Direction
Scan the records for the word "will". Copy each line that includes it.

Data shown
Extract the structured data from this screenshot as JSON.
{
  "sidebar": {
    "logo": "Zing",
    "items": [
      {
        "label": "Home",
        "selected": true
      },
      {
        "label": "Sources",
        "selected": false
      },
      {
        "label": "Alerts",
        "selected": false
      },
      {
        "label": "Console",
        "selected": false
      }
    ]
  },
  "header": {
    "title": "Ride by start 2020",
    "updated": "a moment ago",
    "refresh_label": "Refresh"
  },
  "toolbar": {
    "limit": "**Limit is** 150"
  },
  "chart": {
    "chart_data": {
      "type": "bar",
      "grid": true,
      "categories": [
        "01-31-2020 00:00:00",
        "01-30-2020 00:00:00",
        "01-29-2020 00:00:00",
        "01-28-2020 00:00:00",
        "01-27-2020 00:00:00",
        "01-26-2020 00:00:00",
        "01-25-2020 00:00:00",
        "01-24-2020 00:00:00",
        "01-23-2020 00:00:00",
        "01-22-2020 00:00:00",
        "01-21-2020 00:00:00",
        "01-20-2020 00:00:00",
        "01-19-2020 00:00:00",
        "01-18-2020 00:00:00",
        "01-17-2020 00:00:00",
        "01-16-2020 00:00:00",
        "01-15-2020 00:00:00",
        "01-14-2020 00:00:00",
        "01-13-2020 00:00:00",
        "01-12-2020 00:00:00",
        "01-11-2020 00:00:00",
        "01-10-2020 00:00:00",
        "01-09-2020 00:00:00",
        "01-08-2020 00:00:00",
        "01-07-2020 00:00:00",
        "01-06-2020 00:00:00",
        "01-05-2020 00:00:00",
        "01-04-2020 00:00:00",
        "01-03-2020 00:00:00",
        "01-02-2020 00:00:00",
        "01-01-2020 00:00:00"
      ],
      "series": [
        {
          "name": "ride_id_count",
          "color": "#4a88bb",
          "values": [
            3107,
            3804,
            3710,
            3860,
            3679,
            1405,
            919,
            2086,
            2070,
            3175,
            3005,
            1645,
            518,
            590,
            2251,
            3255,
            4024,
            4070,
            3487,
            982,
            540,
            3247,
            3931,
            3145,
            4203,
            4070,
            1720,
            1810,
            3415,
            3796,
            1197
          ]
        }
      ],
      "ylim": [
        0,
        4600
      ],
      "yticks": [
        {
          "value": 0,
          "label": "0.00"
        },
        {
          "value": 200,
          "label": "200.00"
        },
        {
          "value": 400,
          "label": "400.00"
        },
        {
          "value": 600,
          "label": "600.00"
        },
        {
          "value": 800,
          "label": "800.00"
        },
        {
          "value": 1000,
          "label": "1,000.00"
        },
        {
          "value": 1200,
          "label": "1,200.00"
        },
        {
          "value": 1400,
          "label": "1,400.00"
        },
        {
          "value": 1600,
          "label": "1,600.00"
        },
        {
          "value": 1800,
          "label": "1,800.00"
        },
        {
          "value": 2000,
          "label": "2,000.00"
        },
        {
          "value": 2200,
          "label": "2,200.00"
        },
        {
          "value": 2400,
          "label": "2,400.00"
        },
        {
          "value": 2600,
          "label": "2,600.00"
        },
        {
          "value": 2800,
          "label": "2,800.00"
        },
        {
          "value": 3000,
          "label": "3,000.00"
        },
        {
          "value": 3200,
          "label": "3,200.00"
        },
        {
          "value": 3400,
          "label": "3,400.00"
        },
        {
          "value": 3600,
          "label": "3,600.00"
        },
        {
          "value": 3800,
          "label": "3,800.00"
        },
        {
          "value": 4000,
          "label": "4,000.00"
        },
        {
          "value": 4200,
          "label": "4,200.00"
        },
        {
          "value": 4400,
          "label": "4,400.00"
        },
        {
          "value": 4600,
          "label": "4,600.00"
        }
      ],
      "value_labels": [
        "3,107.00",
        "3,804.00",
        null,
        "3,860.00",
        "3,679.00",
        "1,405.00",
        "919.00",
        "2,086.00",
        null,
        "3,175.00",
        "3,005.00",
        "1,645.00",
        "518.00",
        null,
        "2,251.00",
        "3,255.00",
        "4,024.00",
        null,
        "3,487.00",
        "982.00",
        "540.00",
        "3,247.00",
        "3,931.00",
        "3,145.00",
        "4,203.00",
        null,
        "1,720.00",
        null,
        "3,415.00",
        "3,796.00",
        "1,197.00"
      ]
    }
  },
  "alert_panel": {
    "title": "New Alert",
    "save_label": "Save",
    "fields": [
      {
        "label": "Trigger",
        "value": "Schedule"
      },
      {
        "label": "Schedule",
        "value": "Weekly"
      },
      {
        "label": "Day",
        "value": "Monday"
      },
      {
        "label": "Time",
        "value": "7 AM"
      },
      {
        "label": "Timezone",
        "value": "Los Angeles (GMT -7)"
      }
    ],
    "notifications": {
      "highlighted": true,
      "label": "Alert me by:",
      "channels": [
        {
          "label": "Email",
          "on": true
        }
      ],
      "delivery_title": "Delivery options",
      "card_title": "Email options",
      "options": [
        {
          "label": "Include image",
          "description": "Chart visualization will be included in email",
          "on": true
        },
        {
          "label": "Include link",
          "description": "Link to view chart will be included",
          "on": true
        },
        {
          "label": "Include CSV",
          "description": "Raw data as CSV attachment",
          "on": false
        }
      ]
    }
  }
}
---
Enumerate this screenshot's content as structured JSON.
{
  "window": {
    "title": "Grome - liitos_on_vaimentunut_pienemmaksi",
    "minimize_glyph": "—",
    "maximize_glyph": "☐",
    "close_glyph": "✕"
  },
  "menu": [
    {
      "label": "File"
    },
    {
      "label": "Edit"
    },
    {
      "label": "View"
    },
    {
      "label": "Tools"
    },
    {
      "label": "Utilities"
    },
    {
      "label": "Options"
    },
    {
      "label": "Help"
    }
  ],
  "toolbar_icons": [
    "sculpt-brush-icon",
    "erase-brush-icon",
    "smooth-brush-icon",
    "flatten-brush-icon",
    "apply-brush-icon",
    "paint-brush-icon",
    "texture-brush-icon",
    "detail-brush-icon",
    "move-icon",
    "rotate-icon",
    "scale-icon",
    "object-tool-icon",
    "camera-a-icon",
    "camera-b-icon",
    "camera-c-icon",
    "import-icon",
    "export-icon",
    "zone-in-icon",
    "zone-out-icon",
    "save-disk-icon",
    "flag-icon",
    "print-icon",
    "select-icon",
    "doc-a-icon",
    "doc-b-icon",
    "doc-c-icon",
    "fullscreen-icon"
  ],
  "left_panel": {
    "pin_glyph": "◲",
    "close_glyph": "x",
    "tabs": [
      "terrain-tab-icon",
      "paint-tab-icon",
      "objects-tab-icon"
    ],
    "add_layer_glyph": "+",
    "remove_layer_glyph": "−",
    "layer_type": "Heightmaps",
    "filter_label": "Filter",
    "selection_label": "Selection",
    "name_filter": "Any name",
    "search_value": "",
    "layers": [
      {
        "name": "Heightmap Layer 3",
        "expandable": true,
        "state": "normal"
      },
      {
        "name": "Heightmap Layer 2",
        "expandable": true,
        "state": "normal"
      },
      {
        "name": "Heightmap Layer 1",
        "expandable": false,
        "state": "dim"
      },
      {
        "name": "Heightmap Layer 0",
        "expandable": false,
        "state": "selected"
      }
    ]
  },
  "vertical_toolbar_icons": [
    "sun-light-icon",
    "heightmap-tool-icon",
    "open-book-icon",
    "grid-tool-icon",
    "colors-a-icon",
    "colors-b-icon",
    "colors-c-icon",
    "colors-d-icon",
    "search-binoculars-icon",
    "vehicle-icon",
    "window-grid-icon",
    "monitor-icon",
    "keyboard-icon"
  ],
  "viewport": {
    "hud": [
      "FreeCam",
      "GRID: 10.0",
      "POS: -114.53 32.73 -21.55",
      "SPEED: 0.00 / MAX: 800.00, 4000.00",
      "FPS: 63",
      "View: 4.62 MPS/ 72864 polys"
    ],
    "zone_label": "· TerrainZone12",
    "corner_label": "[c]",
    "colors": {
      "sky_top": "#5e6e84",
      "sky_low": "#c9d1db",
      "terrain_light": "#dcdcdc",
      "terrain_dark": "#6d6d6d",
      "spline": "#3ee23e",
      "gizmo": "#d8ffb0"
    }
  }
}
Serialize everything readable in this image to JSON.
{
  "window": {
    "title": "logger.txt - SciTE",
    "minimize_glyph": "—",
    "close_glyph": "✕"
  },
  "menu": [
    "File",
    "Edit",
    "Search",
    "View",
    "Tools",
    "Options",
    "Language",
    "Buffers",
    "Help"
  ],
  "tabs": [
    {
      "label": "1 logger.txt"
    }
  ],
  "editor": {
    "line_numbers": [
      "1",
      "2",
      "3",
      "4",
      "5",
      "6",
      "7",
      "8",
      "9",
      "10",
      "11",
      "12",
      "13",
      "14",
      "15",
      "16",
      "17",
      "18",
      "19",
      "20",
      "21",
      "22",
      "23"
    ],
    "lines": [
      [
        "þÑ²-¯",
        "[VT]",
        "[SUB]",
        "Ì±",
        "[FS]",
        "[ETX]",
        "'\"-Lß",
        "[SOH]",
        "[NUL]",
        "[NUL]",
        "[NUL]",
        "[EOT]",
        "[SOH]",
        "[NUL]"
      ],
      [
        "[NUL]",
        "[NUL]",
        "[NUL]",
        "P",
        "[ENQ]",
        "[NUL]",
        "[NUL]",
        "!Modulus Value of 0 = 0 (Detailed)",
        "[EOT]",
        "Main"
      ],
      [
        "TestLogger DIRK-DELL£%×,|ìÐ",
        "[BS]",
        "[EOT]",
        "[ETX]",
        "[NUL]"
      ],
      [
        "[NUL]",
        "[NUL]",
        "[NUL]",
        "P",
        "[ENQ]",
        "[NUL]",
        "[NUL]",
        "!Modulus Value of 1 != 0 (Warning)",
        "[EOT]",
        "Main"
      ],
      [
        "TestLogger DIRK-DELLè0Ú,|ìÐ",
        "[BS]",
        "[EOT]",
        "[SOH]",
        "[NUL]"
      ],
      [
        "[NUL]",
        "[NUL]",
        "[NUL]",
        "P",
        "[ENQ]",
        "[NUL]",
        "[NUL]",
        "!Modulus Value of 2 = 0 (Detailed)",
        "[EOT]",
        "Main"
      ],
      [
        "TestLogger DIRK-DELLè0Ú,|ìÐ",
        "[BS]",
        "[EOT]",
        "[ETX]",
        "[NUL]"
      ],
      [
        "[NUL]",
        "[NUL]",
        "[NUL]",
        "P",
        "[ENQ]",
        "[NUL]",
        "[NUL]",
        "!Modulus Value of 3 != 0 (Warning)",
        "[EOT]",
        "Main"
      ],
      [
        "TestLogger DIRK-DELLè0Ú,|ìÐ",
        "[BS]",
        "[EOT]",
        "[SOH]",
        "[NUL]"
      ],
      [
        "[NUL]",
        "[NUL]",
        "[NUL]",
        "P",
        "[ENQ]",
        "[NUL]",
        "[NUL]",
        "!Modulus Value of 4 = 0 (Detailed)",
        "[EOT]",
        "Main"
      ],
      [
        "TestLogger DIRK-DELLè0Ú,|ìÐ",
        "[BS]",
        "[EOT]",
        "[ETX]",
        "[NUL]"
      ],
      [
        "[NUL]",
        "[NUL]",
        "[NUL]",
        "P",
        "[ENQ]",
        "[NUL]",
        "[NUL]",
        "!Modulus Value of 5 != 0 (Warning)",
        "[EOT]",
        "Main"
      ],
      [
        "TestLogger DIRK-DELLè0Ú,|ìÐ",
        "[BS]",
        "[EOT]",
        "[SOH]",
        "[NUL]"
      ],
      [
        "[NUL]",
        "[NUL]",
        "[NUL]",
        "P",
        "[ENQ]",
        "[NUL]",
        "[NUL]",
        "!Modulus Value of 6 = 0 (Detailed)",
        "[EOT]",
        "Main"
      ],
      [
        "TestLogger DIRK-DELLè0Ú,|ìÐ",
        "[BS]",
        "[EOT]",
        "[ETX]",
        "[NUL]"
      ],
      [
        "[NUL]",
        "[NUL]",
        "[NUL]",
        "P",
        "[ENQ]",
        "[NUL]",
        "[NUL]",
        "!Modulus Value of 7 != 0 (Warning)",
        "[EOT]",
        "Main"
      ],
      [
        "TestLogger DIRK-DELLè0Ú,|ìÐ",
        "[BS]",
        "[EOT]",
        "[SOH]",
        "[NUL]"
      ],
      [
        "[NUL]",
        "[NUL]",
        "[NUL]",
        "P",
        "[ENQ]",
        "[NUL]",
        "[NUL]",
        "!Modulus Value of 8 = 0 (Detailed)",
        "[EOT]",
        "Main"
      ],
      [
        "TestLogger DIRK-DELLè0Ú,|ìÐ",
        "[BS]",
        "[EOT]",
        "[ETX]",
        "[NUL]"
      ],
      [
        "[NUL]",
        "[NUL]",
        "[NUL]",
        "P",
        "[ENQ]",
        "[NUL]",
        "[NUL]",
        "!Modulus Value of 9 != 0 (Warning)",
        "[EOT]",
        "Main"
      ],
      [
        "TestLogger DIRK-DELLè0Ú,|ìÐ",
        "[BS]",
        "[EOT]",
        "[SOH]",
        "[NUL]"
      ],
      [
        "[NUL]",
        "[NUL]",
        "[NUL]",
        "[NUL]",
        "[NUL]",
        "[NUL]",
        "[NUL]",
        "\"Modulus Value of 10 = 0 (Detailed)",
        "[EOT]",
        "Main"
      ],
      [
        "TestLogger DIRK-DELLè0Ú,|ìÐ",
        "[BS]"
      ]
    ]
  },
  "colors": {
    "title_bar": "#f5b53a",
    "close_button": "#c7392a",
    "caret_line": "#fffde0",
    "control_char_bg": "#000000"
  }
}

Output below
          "description": "Chart visualization will be included in email",
          "description": "Link to view chart will be included",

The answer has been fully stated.